• **Task requirements**
Write out the entire listing below exactly as it appears, minus any pictures.

━━━━━━━━━━

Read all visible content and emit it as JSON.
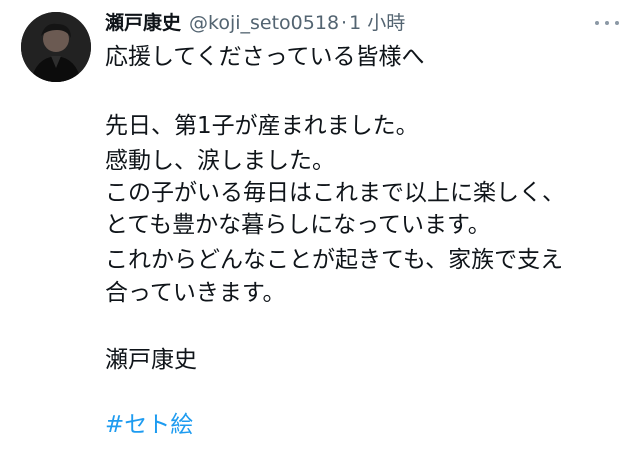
{
  "tweet": {
    "author": {
      "display_name": "瀬戸康史",
      "handle": "@koji_seto0518",
      "avatar_icon": "profile-photo-avatar"
    },
    "separator": "·",
    "timestamp": "1 小時",
    "more_icon": "more-horizontal-icon",
    "lines": [
      "応援してくださっている皆様へ",
      "先日、第1子が産まれました。",
      "感動し、涙しました。",
      "この子がいる毎日はこれまで以上に楽しく、",
      "とても豊かな暮らしになっています。",
      "これからどんなことが起きても、家族で支え",
      "合っていきます。",
      "瀬戸康史"
    ],
    "hashtag": "#セト絵",
    "colors": {
      "text": "#0f1419",
      "secondary": "#536471",
      "link": "#1d9bf0",
      "background": "#ffffff"
    }
  }
}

━━━━━━━━━━

• **Problem solution**
Read all visible content and emit it as JSON.
{
  "tweet": {
    "author": {
      "display_name": "瀬戸康史",
      "handle": "@koji_seto0518",
      "avatar_icon": "profile-photo-avatar"
    },
    "separator": "·",
    "timestamp": "1 小時",
    "more_icon": "more-horizontal-icon",
    "lines": [
      "応援してくださっている皆様へ",
      "先日、第1子が産まれました。",
      "感動し、涙しました。",
      "この子がいる毎日はこれまで以上に楽しく、",
      "とても豊かな暮らしになっています。",
      "これからどんなことが起きても、家族で支え",
      "合っていきます。",
      "瀬戸康史"
    ],
    "hashtag": "#セト絵",
    "colors": {
      "text": "#0f1419",
      "secondary": "#536471",
      "link": "#1d9bf0",
      "background": "#ffffff"
    }
  }
}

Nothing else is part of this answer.